What the task requires: Can you render the records as a numbered list, starting at the line that contains "461, 192, 490]" and ending at the line that contains "267, 1195, 301]", both included? Leave out any blank lines.

(Data records)
* * *
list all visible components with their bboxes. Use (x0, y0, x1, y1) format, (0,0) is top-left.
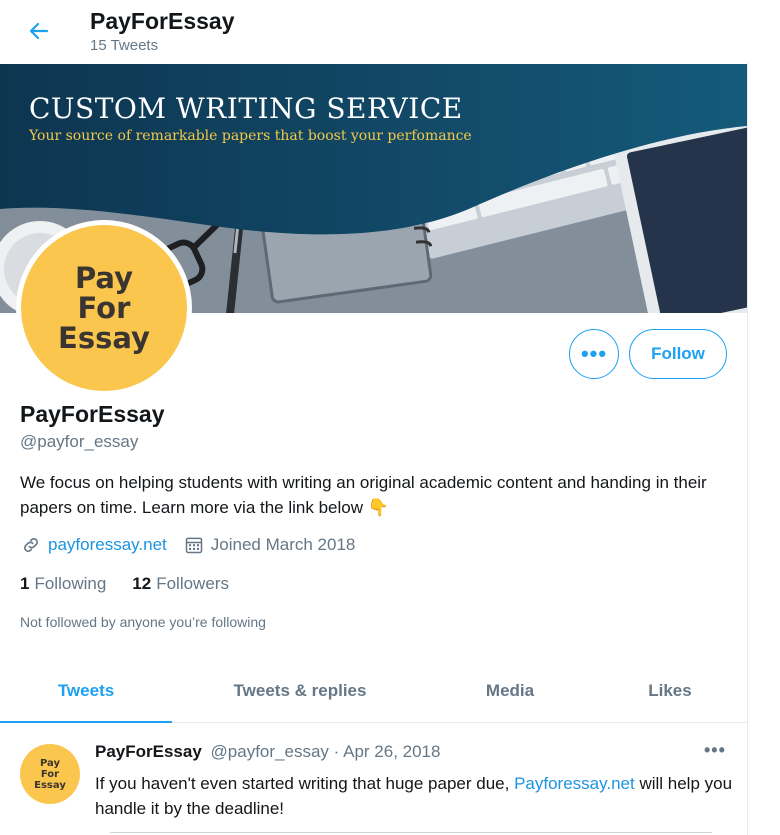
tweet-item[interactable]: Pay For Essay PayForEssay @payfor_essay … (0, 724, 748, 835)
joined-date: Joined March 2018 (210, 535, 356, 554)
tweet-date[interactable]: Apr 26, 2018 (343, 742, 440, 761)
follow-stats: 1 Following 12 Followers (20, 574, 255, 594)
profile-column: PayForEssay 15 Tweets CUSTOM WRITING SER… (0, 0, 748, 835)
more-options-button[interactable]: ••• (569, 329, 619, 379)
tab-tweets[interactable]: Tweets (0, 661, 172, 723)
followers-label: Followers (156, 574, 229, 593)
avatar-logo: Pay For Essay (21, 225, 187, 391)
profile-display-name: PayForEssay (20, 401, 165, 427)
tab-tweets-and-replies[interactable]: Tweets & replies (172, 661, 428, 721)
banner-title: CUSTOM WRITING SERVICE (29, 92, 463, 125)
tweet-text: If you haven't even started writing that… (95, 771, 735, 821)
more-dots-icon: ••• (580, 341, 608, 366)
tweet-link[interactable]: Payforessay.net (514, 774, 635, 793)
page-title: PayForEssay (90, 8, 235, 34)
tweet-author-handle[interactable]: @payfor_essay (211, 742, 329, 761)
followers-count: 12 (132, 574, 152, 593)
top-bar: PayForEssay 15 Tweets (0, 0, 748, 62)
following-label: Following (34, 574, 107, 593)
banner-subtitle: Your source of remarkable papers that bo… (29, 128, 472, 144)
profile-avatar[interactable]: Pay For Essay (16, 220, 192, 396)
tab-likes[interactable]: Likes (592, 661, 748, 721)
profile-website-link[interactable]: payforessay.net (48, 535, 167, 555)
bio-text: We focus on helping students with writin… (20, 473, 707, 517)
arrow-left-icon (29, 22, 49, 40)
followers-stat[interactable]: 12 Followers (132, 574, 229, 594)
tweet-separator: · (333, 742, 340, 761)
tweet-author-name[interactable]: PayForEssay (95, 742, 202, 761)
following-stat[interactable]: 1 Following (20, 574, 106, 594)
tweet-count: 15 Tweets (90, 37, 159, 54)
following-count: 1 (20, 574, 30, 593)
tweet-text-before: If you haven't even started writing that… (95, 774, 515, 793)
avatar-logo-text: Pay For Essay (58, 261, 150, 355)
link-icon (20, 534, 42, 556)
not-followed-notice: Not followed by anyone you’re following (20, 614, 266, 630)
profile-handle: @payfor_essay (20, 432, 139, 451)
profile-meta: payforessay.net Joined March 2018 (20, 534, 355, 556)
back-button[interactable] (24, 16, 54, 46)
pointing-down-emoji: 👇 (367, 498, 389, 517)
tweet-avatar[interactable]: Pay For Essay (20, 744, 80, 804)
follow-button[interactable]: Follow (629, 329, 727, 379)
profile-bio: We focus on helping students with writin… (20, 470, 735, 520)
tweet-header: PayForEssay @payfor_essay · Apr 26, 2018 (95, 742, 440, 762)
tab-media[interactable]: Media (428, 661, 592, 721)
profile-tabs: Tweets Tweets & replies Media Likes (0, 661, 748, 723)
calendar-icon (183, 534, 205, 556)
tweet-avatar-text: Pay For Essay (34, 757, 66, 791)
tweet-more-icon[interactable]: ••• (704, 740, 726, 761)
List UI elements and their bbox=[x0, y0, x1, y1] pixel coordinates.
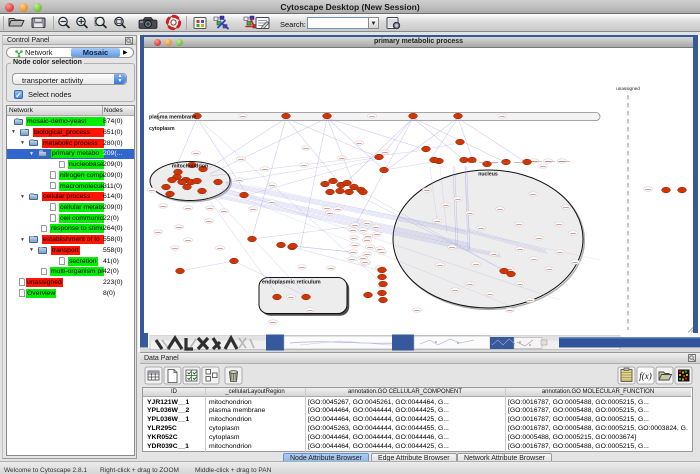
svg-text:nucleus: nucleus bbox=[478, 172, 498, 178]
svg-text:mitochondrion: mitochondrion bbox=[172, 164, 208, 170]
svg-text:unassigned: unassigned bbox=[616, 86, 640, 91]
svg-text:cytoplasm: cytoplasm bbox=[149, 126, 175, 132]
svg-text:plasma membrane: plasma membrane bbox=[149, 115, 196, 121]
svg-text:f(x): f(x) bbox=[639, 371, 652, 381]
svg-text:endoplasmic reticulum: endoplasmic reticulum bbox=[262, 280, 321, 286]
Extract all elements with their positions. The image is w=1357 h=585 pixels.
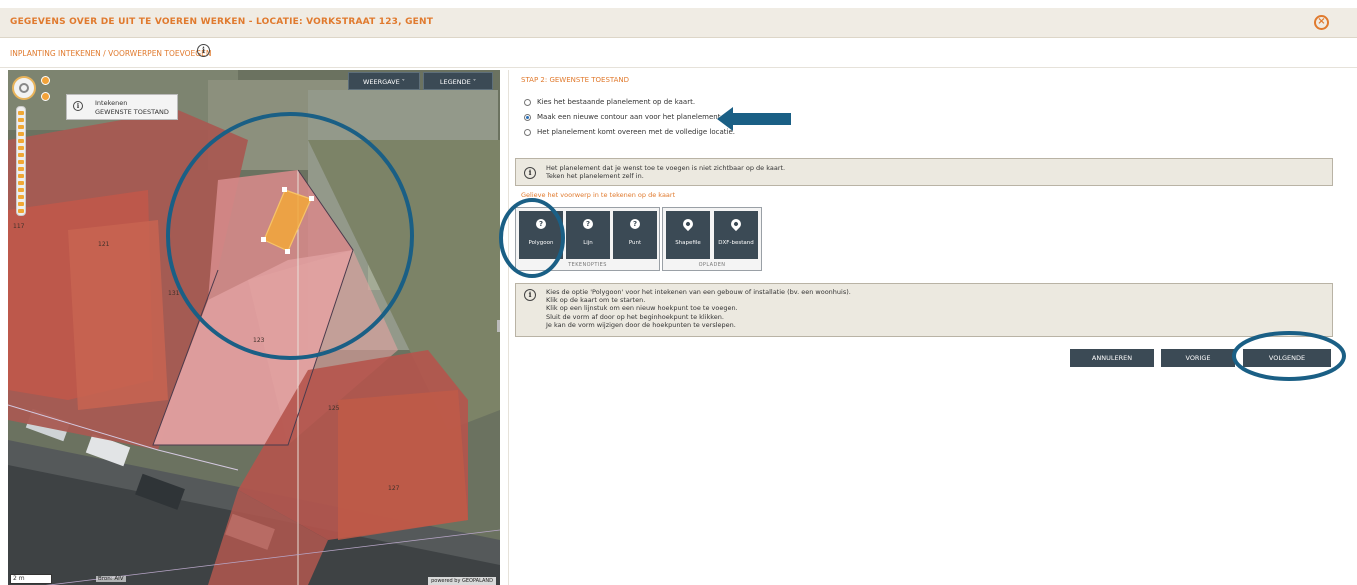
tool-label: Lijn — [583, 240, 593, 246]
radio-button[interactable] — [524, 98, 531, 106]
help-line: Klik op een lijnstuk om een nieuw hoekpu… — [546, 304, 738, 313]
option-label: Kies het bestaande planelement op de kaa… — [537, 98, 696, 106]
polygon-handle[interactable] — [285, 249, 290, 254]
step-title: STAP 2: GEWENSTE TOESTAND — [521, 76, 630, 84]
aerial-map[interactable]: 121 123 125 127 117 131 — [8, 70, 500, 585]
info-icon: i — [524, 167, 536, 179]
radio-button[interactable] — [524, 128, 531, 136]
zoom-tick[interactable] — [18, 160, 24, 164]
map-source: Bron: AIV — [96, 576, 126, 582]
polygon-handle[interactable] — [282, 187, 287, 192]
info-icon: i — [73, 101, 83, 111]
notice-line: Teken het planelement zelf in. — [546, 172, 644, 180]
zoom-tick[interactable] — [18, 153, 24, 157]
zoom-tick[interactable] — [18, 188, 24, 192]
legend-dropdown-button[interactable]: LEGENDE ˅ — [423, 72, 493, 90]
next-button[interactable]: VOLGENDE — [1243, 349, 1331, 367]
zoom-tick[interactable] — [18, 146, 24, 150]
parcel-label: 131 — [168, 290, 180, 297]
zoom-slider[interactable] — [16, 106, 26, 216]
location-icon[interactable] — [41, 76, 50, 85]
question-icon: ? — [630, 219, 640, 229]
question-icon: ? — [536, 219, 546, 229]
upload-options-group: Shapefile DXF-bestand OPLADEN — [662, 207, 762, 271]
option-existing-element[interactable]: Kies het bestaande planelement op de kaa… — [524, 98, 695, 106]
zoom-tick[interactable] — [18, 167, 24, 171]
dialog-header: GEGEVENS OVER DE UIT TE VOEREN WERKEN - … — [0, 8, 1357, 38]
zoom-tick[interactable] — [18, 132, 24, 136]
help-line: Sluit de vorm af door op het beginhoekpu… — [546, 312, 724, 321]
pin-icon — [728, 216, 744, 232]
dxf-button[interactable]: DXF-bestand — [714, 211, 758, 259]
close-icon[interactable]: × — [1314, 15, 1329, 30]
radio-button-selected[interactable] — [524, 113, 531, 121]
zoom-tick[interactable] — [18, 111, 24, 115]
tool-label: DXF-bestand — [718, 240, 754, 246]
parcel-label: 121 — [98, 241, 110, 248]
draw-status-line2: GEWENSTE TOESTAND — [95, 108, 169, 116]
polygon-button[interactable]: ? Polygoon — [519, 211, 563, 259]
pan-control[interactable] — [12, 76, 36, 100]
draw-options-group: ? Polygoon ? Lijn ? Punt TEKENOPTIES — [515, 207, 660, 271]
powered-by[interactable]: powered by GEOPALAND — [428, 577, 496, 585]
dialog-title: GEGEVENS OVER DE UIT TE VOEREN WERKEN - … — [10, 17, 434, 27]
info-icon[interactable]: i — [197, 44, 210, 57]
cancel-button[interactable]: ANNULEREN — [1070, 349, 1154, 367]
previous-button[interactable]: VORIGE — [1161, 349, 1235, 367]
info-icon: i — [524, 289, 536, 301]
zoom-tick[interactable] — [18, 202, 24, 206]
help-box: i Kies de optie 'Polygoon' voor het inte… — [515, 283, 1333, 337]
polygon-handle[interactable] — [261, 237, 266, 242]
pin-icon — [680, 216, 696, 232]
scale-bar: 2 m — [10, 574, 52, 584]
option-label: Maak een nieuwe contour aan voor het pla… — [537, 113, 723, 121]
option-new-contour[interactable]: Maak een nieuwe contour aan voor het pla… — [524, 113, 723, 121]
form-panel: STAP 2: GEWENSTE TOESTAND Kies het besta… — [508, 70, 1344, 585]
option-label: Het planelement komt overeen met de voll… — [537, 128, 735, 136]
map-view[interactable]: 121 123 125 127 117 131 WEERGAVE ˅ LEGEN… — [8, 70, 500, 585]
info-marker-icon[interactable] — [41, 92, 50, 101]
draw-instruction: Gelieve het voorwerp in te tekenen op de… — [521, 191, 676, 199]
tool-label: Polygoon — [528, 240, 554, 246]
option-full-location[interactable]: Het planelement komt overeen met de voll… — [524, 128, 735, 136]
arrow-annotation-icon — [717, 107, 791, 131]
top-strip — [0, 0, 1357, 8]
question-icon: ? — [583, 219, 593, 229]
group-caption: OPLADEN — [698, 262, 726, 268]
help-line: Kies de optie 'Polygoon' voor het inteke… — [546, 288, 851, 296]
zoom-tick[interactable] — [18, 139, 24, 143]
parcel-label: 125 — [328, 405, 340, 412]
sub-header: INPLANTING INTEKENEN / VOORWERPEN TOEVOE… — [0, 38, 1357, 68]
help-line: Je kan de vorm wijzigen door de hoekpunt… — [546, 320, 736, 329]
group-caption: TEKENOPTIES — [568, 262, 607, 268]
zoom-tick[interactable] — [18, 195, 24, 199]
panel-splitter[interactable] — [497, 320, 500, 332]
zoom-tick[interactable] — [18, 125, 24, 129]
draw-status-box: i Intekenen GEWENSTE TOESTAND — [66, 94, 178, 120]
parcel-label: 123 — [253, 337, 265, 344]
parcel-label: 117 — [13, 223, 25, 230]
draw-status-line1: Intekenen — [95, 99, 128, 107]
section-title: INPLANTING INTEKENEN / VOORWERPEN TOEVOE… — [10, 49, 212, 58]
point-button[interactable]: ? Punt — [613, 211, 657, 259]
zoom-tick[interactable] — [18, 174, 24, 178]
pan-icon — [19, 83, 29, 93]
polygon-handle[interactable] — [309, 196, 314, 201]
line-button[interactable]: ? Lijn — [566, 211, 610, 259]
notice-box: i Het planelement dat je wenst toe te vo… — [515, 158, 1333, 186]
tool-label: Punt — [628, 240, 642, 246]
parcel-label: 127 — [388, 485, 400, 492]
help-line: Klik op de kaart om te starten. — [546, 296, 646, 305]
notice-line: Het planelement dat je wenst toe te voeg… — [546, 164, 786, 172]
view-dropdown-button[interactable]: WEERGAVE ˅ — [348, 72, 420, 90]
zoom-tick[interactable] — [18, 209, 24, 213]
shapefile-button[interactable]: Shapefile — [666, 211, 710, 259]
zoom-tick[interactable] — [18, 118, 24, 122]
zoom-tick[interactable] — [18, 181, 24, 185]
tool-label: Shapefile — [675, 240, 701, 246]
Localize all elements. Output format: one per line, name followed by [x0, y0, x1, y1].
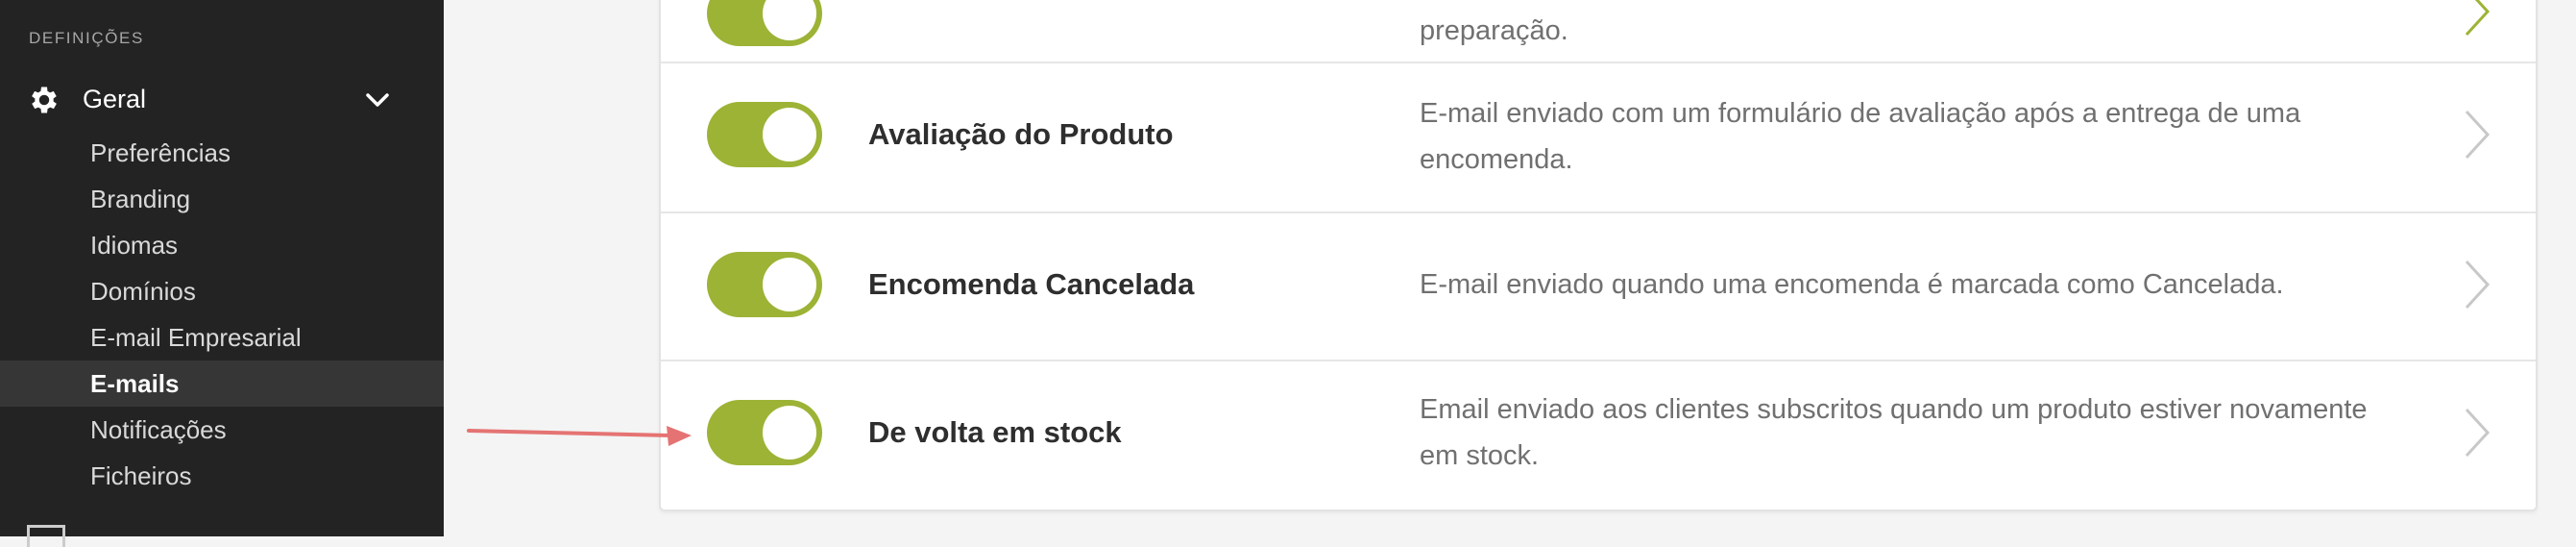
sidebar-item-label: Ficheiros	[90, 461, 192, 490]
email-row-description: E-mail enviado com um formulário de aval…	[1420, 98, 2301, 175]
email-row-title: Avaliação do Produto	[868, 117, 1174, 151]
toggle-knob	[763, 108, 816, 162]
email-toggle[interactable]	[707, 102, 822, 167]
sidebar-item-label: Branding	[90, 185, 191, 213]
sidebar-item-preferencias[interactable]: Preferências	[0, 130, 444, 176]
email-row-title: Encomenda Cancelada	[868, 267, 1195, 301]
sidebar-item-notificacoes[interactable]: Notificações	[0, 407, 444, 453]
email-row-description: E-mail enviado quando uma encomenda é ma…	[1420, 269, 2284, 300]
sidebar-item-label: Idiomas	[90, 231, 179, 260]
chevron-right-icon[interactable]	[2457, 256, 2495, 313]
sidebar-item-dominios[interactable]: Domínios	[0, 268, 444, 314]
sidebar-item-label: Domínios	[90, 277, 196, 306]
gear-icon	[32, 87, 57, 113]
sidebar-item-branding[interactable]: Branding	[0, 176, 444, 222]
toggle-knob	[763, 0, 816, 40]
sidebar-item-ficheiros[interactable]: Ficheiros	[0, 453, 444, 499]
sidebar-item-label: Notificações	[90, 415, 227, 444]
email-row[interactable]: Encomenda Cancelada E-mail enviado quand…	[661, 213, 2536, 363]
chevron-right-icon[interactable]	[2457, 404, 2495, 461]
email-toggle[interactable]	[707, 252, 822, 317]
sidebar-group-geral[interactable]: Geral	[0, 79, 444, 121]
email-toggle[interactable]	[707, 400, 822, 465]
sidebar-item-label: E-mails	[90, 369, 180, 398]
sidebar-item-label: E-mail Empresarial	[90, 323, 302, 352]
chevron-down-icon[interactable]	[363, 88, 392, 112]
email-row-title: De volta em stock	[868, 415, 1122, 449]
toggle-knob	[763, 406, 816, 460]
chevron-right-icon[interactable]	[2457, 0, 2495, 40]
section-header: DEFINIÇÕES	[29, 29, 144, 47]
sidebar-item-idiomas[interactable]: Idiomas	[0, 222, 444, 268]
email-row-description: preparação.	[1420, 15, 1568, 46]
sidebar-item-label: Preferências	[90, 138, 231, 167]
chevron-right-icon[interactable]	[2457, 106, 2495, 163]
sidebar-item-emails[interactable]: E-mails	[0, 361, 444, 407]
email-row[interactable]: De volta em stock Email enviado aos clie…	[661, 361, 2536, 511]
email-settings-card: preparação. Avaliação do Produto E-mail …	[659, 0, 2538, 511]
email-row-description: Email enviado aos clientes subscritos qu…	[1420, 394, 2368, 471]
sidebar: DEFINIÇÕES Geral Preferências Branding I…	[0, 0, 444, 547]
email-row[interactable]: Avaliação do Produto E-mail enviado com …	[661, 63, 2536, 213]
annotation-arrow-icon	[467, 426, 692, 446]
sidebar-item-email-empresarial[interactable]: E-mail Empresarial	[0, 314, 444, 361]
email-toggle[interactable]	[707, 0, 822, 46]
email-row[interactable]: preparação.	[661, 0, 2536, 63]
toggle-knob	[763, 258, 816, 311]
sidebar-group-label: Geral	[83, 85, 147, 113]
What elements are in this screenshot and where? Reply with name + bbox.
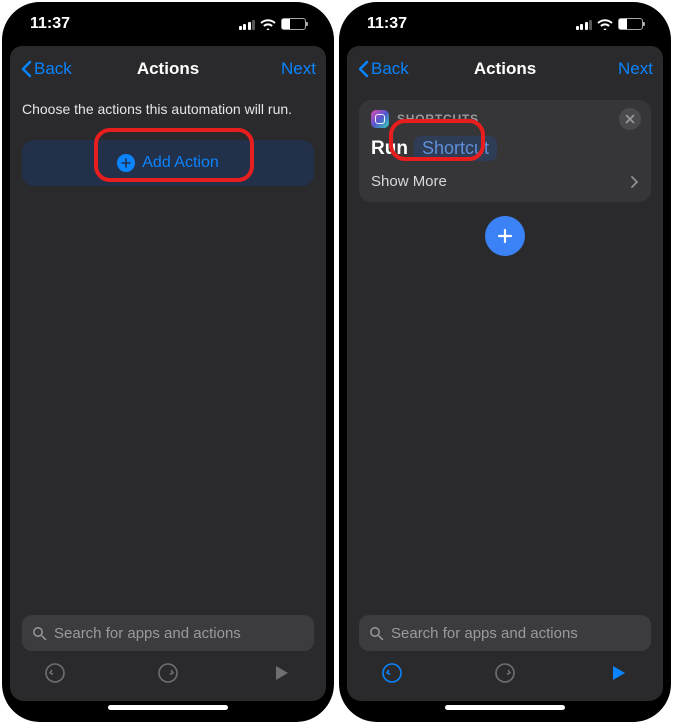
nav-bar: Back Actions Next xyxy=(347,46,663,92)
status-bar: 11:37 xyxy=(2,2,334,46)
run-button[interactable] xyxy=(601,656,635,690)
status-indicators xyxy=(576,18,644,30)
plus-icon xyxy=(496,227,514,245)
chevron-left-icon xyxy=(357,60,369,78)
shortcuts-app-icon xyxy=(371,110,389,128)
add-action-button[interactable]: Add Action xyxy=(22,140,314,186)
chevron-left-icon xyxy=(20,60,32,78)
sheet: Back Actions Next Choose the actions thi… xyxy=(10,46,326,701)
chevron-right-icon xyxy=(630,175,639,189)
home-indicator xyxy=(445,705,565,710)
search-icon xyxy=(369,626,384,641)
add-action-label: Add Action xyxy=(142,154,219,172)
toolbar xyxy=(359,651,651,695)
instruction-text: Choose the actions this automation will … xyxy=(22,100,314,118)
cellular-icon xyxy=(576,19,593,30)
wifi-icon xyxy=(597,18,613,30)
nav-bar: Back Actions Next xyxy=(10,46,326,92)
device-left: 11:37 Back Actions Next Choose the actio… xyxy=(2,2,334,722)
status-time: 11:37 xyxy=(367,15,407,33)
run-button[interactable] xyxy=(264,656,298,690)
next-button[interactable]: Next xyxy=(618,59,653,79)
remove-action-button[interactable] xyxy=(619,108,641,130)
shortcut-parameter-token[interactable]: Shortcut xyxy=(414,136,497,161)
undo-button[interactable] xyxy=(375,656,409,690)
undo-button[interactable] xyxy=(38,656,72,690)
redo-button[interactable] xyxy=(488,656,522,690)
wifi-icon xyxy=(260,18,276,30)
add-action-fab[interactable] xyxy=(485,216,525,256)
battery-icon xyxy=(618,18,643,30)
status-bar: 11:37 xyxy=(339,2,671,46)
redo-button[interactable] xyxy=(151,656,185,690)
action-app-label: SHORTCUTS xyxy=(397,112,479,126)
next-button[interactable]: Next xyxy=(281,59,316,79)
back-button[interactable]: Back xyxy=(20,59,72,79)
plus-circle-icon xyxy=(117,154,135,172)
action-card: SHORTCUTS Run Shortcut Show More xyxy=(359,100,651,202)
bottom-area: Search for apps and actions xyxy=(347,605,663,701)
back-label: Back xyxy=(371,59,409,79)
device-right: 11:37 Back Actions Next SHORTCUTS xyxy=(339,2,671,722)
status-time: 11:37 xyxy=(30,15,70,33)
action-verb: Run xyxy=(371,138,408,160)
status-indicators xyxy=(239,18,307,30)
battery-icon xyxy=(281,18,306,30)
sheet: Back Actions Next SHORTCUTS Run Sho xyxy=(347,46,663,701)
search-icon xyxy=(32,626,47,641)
* * *
Final result:
1. sidebar-item-label: Ficheiros	[90, 461, 192, 490]
2. email-row-description: E-mail enviado com um formulário de aval…	[1420, 98, 2301, 175]
3. email-row-title: Avaliação do Produto	[868, 117, 1174, 151]
4. toggle-knob	[763, 108, 816, 162]
5. email-toggle[interactable]	[707, 102, 822, 167]
6. sidebar-item-label: Branding	[90, 185, 191, 213]
7. sidebar-item-preferencias[interactable]: Preferências	[0, 130, 444, 176]
8. email-row-title: Encomenda Cancelada	[868, 267, 1195, 301]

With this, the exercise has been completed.